[PROBLEM DESCRIPTION]:
Report the number of lines containing "accounts", with no other words.

[RECORDS TO USE]:
<<<<

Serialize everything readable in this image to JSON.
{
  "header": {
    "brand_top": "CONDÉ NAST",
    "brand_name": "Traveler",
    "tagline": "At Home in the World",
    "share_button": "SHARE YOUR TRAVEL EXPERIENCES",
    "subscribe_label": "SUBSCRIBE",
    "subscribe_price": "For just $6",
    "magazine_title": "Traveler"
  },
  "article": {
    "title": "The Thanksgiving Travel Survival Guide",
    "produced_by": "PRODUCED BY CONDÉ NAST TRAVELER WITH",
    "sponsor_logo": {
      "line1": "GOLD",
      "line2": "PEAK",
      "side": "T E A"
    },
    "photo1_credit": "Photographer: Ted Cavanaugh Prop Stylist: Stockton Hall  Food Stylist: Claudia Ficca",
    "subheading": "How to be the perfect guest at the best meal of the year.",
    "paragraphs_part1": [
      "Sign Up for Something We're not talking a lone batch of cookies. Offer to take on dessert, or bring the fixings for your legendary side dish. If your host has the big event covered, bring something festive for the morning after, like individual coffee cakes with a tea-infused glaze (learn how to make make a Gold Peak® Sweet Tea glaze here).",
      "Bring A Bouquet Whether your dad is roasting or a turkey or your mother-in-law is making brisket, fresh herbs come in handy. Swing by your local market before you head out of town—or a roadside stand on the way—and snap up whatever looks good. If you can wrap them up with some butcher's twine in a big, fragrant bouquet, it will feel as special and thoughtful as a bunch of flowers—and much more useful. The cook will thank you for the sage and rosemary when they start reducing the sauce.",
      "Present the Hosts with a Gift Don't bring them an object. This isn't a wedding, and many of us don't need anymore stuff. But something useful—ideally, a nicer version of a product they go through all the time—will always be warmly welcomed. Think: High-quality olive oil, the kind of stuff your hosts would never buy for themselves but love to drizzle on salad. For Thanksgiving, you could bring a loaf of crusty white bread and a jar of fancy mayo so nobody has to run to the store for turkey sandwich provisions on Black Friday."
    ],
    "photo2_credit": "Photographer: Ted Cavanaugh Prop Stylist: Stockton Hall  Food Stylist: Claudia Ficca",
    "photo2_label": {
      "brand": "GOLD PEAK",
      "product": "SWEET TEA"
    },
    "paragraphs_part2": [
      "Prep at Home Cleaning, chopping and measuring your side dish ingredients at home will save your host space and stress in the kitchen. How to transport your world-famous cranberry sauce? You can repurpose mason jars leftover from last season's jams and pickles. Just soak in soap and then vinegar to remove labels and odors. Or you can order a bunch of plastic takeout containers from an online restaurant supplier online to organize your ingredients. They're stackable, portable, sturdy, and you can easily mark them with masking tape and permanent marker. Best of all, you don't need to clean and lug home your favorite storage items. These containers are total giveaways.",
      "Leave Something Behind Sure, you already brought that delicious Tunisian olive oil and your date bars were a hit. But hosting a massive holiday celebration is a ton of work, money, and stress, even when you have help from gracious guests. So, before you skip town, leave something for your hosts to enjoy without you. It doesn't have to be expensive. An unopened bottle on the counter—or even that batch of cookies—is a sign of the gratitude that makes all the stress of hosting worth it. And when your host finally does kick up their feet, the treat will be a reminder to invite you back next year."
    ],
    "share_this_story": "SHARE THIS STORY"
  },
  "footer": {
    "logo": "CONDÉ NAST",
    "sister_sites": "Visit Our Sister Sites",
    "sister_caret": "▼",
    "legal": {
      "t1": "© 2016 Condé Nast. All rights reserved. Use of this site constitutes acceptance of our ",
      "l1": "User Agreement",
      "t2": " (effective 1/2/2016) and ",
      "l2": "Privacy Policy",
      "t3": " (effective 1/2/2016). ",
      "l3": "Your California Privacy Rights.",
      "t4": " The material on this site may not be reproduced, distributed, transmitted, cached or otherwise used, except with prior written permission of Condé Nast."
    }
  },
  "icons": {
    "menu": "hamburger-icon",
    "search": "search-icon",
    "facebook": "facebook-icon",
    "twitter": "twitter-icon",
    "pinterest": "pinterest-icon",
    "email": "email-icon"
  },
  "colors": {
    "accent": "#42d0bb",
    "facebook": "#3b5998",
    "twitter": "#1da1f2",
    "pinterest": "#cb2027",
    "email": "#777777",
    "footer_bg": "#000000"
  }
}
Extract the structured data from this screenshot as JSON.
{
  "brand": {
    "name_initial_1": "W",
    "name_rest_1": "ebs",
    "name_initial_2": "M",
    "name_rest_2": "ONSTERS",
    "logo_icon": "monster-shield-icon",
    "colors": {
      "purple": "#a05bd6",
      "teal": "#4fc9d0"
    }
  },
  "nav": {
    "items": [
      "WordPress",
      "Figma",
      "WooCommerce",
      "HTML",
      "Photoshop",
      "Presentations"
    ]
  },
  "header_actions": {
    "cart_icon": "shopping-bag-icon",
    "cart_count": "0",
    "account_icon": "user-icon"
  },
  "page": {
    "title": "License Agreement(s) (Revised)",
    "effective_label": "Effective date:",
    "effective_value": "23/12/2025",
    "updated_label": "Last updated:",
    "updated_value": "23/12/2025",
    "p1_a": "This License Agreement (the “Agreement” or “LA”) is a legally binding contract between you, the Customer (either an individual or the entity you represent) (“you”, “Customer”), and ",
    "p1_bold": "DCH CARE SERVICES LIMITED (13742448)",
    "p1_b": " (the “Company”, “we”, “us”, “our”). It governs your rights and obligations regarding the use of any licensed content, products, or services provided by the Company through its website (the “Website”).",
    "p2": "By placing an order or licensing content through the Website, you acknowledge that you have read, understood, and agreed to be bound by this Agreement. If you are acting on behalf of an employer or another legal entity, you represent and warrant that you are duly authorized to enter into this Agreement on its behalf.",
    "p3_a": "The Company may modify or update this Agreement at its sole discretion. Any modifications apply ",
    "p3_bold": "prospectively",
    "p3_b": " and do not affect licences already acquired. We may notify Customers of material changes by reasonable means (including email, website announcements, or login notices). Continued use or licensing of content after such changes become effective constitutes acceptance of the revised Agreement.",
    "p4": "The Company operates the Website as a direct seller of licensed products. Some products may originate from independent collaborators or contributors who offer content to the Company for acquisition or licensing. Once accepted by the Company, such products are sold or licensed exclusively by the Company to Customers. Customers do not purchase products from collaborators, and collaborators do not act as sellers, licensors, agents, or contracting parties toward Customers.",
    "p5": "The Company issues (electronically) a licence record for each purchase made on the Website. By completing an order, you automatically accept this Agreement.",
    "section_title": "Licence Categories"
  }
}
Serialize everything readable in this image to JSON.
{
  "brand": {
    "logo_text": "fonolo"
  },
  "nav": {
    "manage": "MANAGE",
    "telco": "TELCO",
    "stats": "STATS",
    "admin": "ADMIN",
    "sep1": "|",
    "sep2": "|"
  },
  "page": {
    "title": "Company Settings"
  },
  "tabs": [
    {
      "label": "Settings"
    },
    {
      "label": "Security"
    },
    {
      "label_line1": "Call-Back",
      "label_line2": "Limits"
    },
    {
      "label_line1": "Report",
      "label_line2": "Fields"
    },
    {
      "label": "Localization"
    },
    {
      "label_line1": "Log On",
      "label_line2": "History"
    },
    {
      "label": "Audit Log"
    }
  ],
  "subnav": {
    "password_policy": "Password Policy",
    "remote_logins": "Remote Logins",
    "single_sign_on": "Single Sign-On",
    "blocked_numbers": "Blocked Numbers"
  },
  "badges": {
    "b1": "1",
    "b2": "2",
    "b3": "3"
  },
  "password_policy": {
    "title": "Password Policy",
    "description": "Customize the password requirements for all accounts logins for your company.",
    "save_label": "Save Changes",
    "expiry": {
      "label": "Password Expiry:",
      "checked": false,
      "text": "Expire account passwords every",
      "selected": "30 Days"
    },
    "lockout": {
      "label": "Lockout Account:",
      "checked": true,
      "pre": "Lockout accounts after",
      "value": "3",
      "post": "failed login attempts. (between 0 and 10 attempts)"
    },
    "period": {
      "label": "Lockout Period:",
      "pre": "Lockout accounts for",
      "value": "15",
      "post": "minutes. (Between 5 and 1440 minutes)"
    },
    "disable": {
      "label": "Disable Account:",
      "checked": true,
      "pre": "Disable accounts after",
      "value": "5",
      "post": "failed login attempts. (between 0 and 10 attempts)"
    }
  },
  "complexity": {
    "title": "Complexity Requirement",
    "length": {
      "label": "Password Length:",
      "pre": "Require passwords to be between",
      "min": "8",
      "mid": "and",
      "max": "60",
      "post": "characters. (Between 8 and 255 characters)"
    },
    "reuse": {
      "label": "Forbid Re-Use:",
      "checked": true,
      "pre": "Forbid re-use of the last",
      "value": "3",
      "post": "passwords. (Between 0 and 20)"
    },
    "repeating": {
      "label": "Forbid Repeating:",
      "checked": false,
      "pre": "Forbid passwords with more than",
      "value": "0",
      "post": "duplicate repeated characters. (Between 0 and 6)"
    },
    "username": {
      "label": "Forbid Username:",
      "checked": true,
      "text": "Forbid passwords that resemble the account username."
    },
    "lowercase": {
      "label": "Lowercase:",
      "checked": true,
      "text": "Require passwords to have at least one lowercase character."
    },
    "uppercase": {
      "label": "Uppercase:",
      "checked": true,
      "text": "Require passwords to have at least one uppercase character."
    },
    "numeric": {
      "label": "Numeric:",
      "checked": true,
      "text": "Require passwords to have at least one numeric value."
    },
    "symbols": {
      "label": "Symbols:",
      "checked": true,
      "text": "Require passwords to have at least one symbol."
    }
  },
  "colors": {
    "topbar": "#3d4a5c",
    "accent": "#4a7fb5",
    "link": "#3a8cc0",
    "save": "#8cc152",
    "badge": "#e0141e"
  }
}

>>>>

[RESPONSE BELOW]:
4